Take the entries below and print all of them exactly, please.

Data entries

>>>

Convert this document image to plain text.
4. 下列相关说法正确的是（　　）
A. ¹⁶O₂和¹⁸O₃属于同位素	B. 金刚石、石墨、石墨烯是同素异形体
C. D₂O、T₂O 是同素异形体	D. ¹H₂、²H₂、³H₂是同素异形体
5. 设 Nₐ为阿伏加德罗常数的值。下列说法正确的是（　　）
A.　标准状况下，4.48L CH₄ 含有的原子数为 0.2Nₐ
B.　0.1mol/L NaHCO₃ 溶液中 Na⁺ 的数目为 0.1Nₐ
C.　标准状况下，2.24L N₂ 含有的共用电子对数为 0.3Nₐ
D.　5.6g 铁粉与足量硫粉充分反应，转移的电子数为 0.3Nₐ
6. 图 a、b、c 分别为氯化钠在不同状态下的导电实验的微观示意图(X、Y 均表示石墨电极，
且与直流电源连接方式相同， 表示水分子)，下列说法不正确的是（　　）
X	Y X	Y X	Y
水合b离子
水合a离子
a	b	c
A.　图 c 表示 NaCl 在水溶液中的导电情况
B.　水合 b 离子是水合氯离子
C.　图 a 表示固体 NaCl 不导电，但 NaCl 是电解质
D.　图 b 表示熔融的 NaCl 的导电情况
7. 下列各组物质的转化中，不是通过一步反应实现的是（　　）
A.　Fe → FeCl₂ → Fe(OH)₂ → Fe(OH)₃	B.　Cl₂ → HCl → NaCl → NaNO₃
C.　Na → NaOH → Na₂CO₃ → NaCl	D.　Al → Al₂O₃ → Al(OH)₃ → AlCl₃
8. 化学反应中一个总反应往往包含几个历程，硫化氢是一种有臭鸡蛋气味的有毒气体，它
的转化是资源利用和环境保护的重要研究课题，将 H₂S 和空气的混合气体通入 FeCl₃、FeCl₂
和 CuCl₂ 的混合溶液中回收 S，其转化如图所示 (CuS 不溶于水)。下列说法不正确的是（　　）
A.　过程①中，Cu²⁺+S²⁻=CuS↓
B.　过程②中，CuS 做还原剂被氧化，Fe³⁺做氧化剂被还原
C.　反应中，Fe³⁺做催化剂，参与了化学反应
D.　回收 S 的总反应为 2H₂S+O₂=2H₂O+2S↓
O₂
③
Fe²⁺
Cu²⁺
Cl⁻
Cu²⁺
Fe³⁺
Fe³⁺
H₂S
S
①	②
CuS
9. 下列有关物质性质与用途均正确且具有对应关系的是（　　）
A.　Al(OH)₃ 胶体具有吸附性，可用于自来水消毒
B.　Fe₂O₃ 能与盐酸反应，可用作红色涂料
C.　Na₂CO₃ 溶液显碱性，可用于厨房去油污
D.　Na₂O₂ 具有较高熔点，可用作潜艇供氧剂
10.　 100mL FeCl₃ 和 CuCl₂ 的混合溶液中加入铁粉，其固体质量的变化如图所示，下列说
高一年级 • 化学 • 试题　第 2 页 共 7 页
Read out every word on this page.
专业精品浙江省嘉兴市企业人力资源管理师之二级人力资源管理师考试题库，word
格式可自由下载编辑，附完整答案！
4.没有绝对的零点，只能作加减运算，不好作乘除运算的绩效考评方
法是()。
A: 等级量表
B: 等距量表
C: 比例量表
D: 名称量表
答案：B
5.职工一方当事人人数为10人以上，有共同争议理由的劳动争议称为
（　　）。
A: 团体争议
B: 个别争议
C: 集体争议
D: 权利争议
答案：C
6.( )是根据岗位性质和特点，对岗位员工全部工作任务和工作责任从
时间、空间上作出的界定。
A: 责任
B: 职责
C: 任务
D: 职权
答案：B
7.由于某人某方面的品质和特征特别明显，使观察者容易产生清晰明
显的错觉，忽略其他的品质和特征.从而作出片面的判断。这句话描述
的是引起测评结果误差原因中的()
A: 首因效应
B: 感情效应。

<<<

* **Exercise answer**:
Convert this document image to plain text.
4. 下列相关说法正确的是（　　）
A. ¹⁶O₂和¹⁸O₃属于同位素	B. 金刚石、石墨、石墨烯是同素异形体
C. D₂O、T₂O 是同素异形体	D. ¹H₂、²H₂、³H₂是同素异形体
5. 设 Nₐ为阿伏加德罗常数的值。下列说法正确的是（　　）
A.　标准状况下，4.48L CH₄ 含有的原子数为 0.2Nₐ
B.　0.1mol/L NaHCO₃ 溶液中 Na⁺ 的数目为 0.1Nₐ
C.　标准状况下，2.24L N₂ 含有的共用电子对数为 0.3Nₐ
D.　5.6g 铁粉与足量硫粉充分反应，转移的电子数为 0.3Nₐ
6. 图 a、b、c 分别为氯化钠在不同状态下的导电实验的微观示意图(X、Y 均表示石墨电极，
且与直流电源连接方式相同， 表示水分子)，下列说法不正确的是（　　）
X	Y X	Y X	Y
水合b离子
水合a离子
a	b	c
A.　图 c 表示 NaCl 在水溶液中的导电情况
B.　水合 b 离子是水合氯离子
C.　图 a 表示固体 NaCl 不导电，但 NaCl 是电解质
D.　图 b 表示熔融的 NaCl 的导电情况
7. 下列各组物质的转化中，不是通过一步反应实现的是（　　）
A.　Fe → FeCl₂ → Fe(OH)₂ → Fe(OH)₃	B.　Cl₂ → HCl → NaCl → NaNO₃
C.　Na → NaOH → Na₂CO₃ → NaCl	D.　Al → Al₂O₃ → Al(OH)₃ → AlCl₃
8. 化学反应中一个总反应往往包含几个历程，硫化氢是一种有臭鸡蛋气味的有毒气体，它
的转化是资源利用和环境保护的重要研究课题，将 H₂S 和空气的混合气体通入 FeCl₃、FeCl₂
和 CuCl₂ 的混合溶液中回收 S，其转化如图所示 (CuS 不溶于水)。下列说法不正确的是（　　）
A.　过程①中，Cu²⁺+S²⁻=CuS↓
B.　过程②中，CuS 做还原剂被氧化，Fe³⁺做氧化剂被还原
C.　反应中，Fe³⁺做催化剂，参与了化学反应
D.　回收 S 的总反应为 2H₂S+O₂=2H₂O+2S↓
O₂
③
Fe²⁺
Cu²⁺
Cl⁻
Cu²⁺
Fe³⁺
Fe³⁺
H₂S
S
①	②
CuS
9. 下列有关物质性质与用途均正确且具有对应关系的是（　　）
A.　Al(OH)₃ 胶体具有吸附性，可用于自来水消毒
B.　Fe₂O₃ 能与盐酸反应，可用作红色涂料
C.　Na₂CO₃ 溶液显碱性，可用于厨房去油污
D.　Na₂O₂ 具有较高熔点，可用作潜艇供氧剂
10.　 100mL FeCl₃ 和 CuCl₂ 的混合溶液中加入铁粉，其固体质量的变化如图所示，下列说
高一年级 • 化学 • 试题　第 2 页 共 7 页
Read out every word on this page.
专业精品浙江省嘉兴市企业人力资源管理师之二级人力资源管理师考试题库，word
格式可自由下载编辑，附完整答案！
4.没有绝对的零点，只能作加减运算，不好作乘除运算的绩效考评方
法是()。
A: 等级量表
B: 等距量表
C: 比例量表
D: 名称量表
答案：B
5.职工一方当事人人数为10人以上，有共同争议理由的劳动争议称为
（　　）。
A: 团体争议
B: 个别争议
C: 集体争议
D: 权利争议
答案：C
6.( )是根据岗位性质和特点，对岗位员工全部工作任务和工作责任从
时间、空间上作出的界定。
A: 责任
B: 职责
C: 任务
D: 职权
答案：B
7.由于某人某方面的品质和特征特别明显，使观察者容易产生清晰明
显的错觉，忽略其他的品质和特征.从而作出片面的判断。这句话描述
的是引起测评结果误差原因中的()
A: 首因效应
B: 感情效应。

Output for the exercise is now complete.